* EXTRACTED ENTRIES:

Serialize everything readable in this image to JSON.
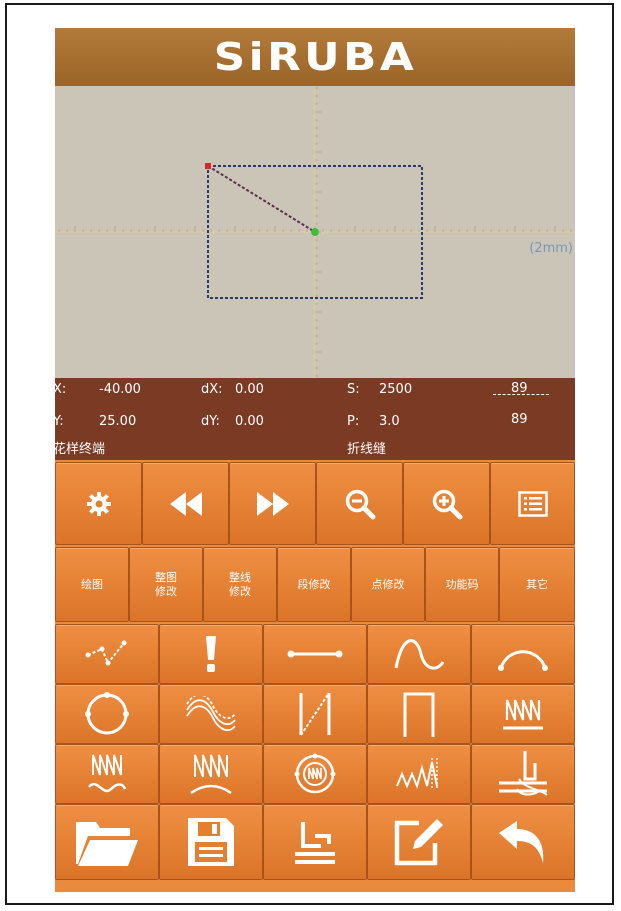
{
  "header": {
    "brand": "SiRUBA"
  },
  "canvas": {
    "scale_label": "(2mm)"
  },
  "info": {
    "x_label": "X:",
    "x_value": "-40.00",
    "y_label": "Y:",
    "y_value": "25.00",
    "dx_label": "dX:",
    "dx_value": "0.00",
    "dy_label": "dY:",
    "dy_value": "0.00",
    "s_label": "S:",
    "s_value": "2500",
    "p_label": "P:",
    "p_value": "3.0",
    "count_top": "89",
    "count_bottom": "89",
    "point_status": "花样终端",
    "stitch_type": "折线缝"
  },
  "toolbar_top": {
    "icons": [
      "gear-icon",
      "rewind-icon",
      "fast-forward-icon",
      "zoom-out-icon",
      "zoom-in-icon",
      "list-icon"
    ]
  },
  "mode_tabs": [
    {
      "lines": [
        "绘图"
      ]
    },
    {
      "lines": [
        "整图",
        "修改"
      ]
    },
    {
      "lines": [
        "整线",
        "修改"
      ]
    },
    {
      "lines": [
        "段修改"
      ]
    },
    {
      "lines": [
        "点修改"
      ]
    },
    {
      "lines": [
        "功能码"
      ]
    },
    {
      "lines": [
        "其它"
      ]
    }
  ],
  "tools": {
    "row1": [
      "polyline-icon",
      "exclamation-icon",
      "straight-line-icon",
      "curve-icon",
      "arc-icon"
    ],
    "row2": [
      "circle-icon",
      "multi-curve-icon",
      "zigzag-line-icon",
      "rectangle-icon",
      "zigzag-stitch-icon"
    ],
    "row3": [
      "zigzag-wave-icon",
      "zigzag-arc-icon",
      "zigzag-circle-icon",
      "triple-zigzag-icon",
      "presser-foot-icon"
    ],
    "row4": [
      "folder-open-icon",
      "save-icon",
      "sewing-test-icon",
      "edit-icon",
      "return-icon"
    ]
  },
  "colors": {
    "header": "#a66f30",
    "canvas": "#cbc5b8",
    "info_panel": "#7a3a23",
    "button": "#e3802f",
    "pattern_line": "#2e3a6e",
    "start_point": "#3fbf3f",
    "end_point": "#d22a2a"
  }
}
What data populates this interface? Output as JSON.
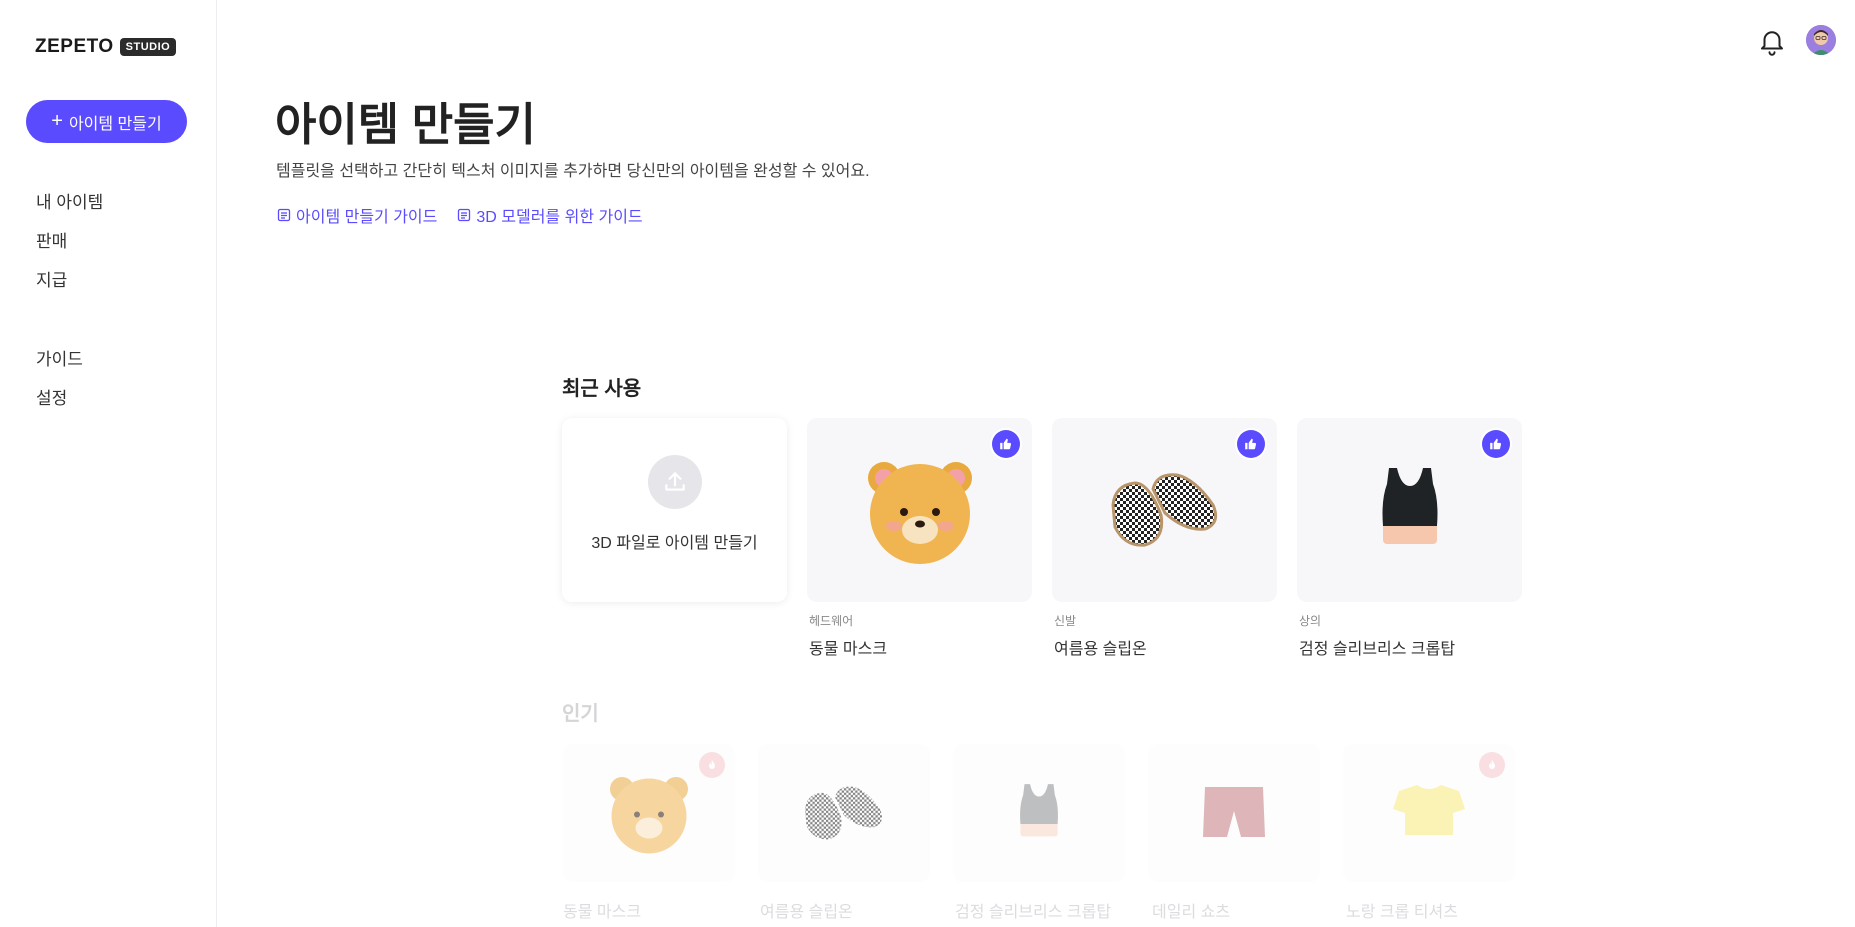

* STATED EXERCISE: Omit the pictures and give the material again, exactly and in full.

* EXERCISE OUTPUT:
Serialize everything readable in this image to JSON.
{
  "header": {
    "brand": "SiRUBA"
  },
  "canvas": {
    "scale_label": "(2mm)"
  },
  "info": {
    "x_label": "X:",
    "x_value": "-40.00",
    "y_label": "Y:",
    "y_value": "25.00",
    "dx_label": "dX:",
    "dx_value": "0.00",
    "dy_label": "dY:",
    "dy_value": "0.00",
    "s_label": "S:",
    "s_value": "2500",
    "p_label": "P:",
    "p_value": "3.0",
    "count_top": "89",
    "count_bottom": "89",
    "point_status": "花样终端",
    "stitch_type": "折线缝"
  },
  "toolbar_top": {
    "icons": [
      "gear-icon",
      "rewind-icon",
      "fast-forward-icon",
      "zoom-out-icon",
      "zoom-in-icon",
      "list-icon"
    ]
  },
  "mode_tabs": [
    {
      "lines": [
        "绘图"
      ]
    },
    {
      "lines": [
        "整图",
        "修改"
      ]
    },
    {
      "lines": [
        "整线",
        "修改"
      ]
    },
    {
      "lines": [
        "段修改"
      ]
    },
    {
      "lines": [
        "点修改"
      ]
    },
    {
      "lines": [
        "功能码"
      ]
    },
    {
      "lines": [
        "其它"
      ]
    }
  ],
  "tools": {
    "row1": [
      "polyline-icon",
      "exclamation-icon",
      "straight-line-icon",
      "curve-icon",
      "arc-icon"
    ],
    "row2": [
      "circle-icon",
      "multi-curve-icon",
      "zigzag-line-icon",
      "rectangle-icon",
      "zigzag-stitch-icon"
    ],
    "row3": [
      "zigzag-wave-icon",
      "zigzag-arc-icon",
      "zigzag-circle-icon",
      "triple-zigzag-icon",
      "presser-foot-icon"
    ],
    "row4": [
      "folder-open-icon",
      "save-icon",
      "sewing-test-icon",
      "edit-icon",
      "return-icon"
    ]
  },
  "colors": {
    "header": "#a66f30",
    "canvas": "#cbc5b8",
    "info_panel": "#7a3a23",
    "button": "#e3802f",
    "pattern_line": "#2e3a6e",
    "start_point": "#3fbf3f",
    "end_point": "#d22a2a"
  }
}
What data populates this interface? Output as JSON.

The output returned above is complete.